Entries taken from a collection
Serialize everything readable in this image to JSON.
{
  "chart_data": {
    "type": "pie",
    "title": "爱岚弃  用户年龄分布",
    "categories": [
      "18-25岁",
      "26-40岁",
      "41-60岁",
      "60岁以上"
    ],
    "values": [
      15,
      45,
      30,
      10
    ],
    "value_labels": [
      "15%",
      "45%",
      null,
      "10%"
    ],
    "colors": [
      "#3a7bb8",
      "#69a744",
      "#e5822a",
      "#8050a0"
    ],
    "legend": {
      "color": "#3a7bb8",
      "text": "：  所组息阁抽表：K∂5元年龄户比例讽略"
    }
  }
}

STATED EXERCISE
From the data above, extract every line in its exact form.

CORRECT RESULT
Serialize everything readable in this image to JSON.
{
  "chart_data": {
    "type": "pie",
    "title": "爱岚弃  用户年龄分布",
    "categories": [
      "18-25岁",
      "26-40岁",
      "41-60岁",
      "60岁以上"
    ],
    "values": [
      15,
      45,
      30,
      10
    ],
    "value_labels": [
      "15%",
      "45%",
      null,
      "10%"
    ],
    "colors": [
      "#3a7bb8",
      "#69a744",
      "#e5822a",
      "#8050a0"
    ],
    "legend": {
      "color": "#3a7bb8",
      "text": "：  所组息阁抽表：K∂5元年龄户比例讽略"
    }
  }
}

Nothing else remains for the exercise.